--- TASK PROMPT ---
Repeat every line of the data exactly, but not the pictures.
######
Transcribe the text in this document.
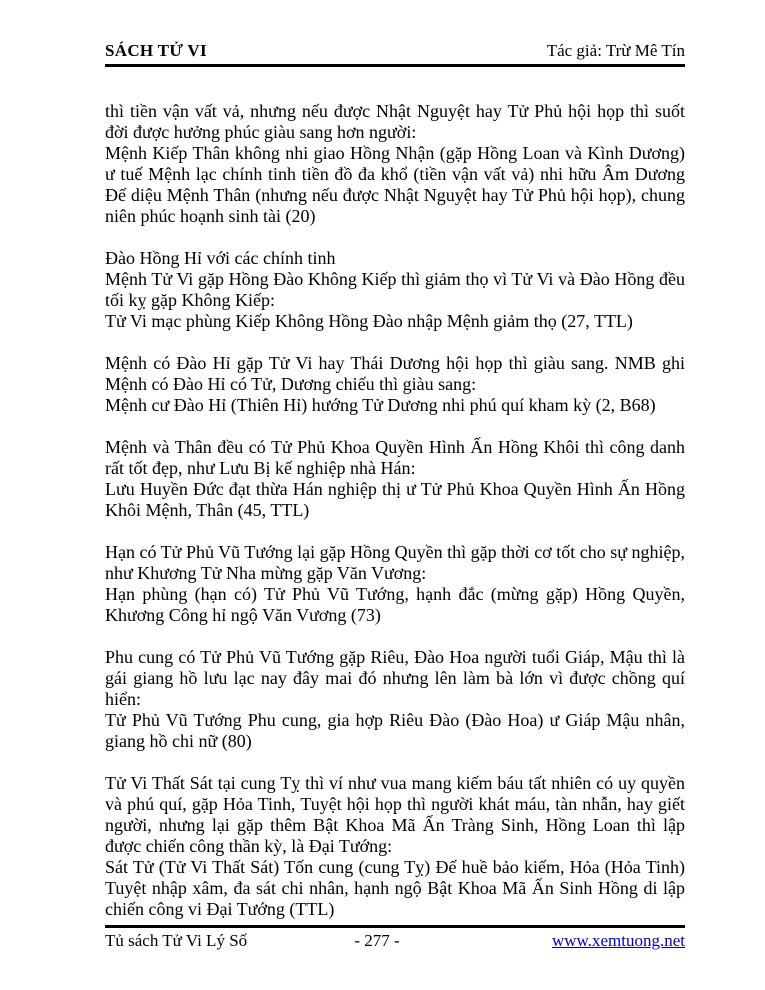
SÁCH TỬ VI	Tác giả: Trừ Mê Tín

thì tiền vận vất vả, nhưng nếu được Nhật Nguyệt hay Tử Phủ hội họp thì suốt đời được hưởng phúc giàu sang hơn người:

Mệnh Kiếp Thân không nhi giao Hồng Nhận (gặp Hồng Loan và Kình Dương) ư tuế Mệnh lạc chính tinh tiền đồ đa khổ (tiền vận vất vả) nhi hữu Âm Dương Đế diệu Mệnh Thân (nhưng nếu được Nhật Nguyệt hay Tử Phủ hội họp), chung niên phúc hoạnh sinh tài (20)

Đào Hồng Hỉ với các chính tinh

Mệnh Tử Vi gặp Hồng Đào Không Kiếp thì giảm thọ vì Tử Vi và Đào Hồng đều tối kỵ gặp Không Kiếp:

Tử Vi mạc phùng Kiếp Không Hồng Đào nhập Mệnh giảm thọ (27, TTL)

Mệnh có Đào Hỉ gặp Tử Vi hay Thái Dương hội họp thì giàu sang. NMB ghi Mệnh có Đào Hỉ có Tử, Dương chiếu thì giàu sang:

Mệnh cư Đào Hỉ (Thiên Hỉ) hướng Tử Dương nhi phú quí kham kỳ (2, B68)

Mệnh và Thân đều có Tử Phủ Khoa Quyền Hình Ấn Hồng Khôi thì công danh rất tốt đẹp, như Lưu Bị kế nghiệp nhà Hán:

Lưu Huyền Đức đạt thừa Hán nghiệp thị ư Tử Phủ Khoa Quyền Hình Ấn Hồng Khôi Mệnh, Thân (45, TTL)

Hạn có Tử Phủ Vũ Tướng lại gặp Hồng Quyền thì gặp thời cơ tốt cho sự nghiệp, như Khương Tử Nha mừng gặp Văn Vương:

Hạn phùng (hạn có) Tử Phủ Vũ Tướng, hạnh đắc (mừng gặp) Hồng Quyền, Khương Công hỉ ngộ Văn Vương (73)

Phu cung có Tử Phủ Vũ Tướng gặp Riêu, Đào Hoa người tuổi Giáp, Mậu thì là gái giang hồ lưu lạc nay đây mai đó nhưng lên làm bà lớn vì được chồng quí hiển:

Tử Phủ Vũ Tướng Phu cung, gia hợp Riêu Đào (Đào Hoa) ư Giáp Mậu nhân, giang hồ chi nữ (80)

Tử Vi Thất Sát tại cung Tỵ thì ví như vua mang kiếm báu tất nhiên có uy quyền và phú quí, gặp Hỏa Tinh, Tuyệt hội họp thì người khát máu, tàn nhẫn, hay giết người, nhưng lại gặp thêm Bật Khoa Mã Ấn Tràng Sinh, Hồng Loan thì lập được chiến công thần kỳ, là Đại Tướng:

Sát Tử (Tử Vi Thất Sát) Tốn cung (cung Tỵ) Đế huề bảo kiếm, Hỏa (Hỏa Tinh) Tuyệt nhập xâm, đa sát chi nhân, hạnh ngộ Bật Khoa Mã Ấn Sinh Hồng di lập chiến công vi Đại Tướng (TTL)

Tủ sách Tử Vi Lý Số	- 277 -	www.xemtuong.net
######
--- RESPONSE TO THE EXERCISE ---
Transcribe the text in this document.
SÁCH TỬ VI	Tác giả: Trừ Mê Tín

thì tiền vận vất vả, nhưng nếu được Nhật Nguyệt hay Tử Phủ hội họp thì suốt đời được hưởng phúc giàu sang hơn người:

Mệnh Kiếp Thân không nhi giao Hồng Nhận (gặp Hồng Loan và Kình Dương) ư tuế Mệnh lạc chính tinh tiền đồ đa khổ (tiền vận vất vả) nhi hữu Âm Dương Đế diệu Mệnh Thân (nhưng nếu được Nhật Nguyệt hay Tử Phủ hội họp), chung niên phúc hoạnh sinh tài (20)

Đào Hồng Hỉ với các chính tinh

Mệnh Tử Vi gặp Hồng Đào Không Kiếp thì giảm thọ vì Tử Vi và Đào Hồng đều tối kỵ gặp Không Kiếp:

Tử Vi mạc phùng Kiếp Không Hồng Đào nhập Mệnh giảm thọ (27, TTL)

Mệnh có Đào Hỉ gặp Tử Vi hay Thái Dương hội họp thì giàu sang. NMB ghi Mệnh có Đào Hỉ có Tử, Dương chiếu thì giàu sang:

Mệnh cư Đào Hỉ (Thiên Hỉ) hướng Tử Dương nhi phú quí kham kỳ (2, B68)

Mệnh và Thân đều có Tử Phủ Khoa Quyền Hình Ấn Hồng Khôi thì công danh rất tốt đẹp, như Lưu Bị kế nghiệp nhà Hán:

Lưu Huyền Đức đạt thừa Hán nghiệp thị ư Tử Phủ Khoa Quyền Hình Ấn Hồng Khôi Mệnh, Thân (45, TTL)

Hạn có Tử Phủ Vũ Tướng lại gặp Hồng Quyền thì gặp thời cơ tốt cho sự nghiệp, như Khương Tử Nha mừng gặp Văn Vương:

Hạn phùng (hạn có) Tử Phủ Vũ Tướng, hạnh đắc (mừng gặp) Hồng Quyền, Khương Công hỉ ngộ Văn Vương (73)

Phu cung có Tử Phủ Vũ Tướng gặp Riêu, Đào Hoa người tuổi Giáp, Mậu thì là gái giang hồ lưu lạc nay đây mai đó nhưng lên làm bà lớn vì được chồng quí hiển:

Tử Phủ Vũ Tướng Phu cung, gia hợp Riêu Đào (Đào Hoa) ư Giáp Mậu nhân, giang hồ chi nữ (80)

Tử Vi Thất Sát tại cung Tỵ thì ví như vua mang kiếm báu tất nhiên có uy quyền và phú quí, gặp Hỏa Tinh, Tuyệt hội họp thì người khát máu, tàn nhẫn, hay giết người, nhưng lại gặp thêm Bật Khoa Mã Ấn Tràng Sinh, Hồng Loan thì lập được chiến công thần kỳ, là Đại Tướng:

Sát Tử (Tử Vi Thất Sát) Tốn cung (cung Tỵ) Đế huề bảo kiếm, Hỏa (Hỏa Tinh) Tuyệt nhập xâm, đa sát chi nhân, hạnh ngộ Bật Khoa Mã Ấn Sinh Hồng di lập chiến công vi Đại Tướng (TTL)

Tủ sách Tử Vi Lý Số	- 277 -	www.xemtuong.net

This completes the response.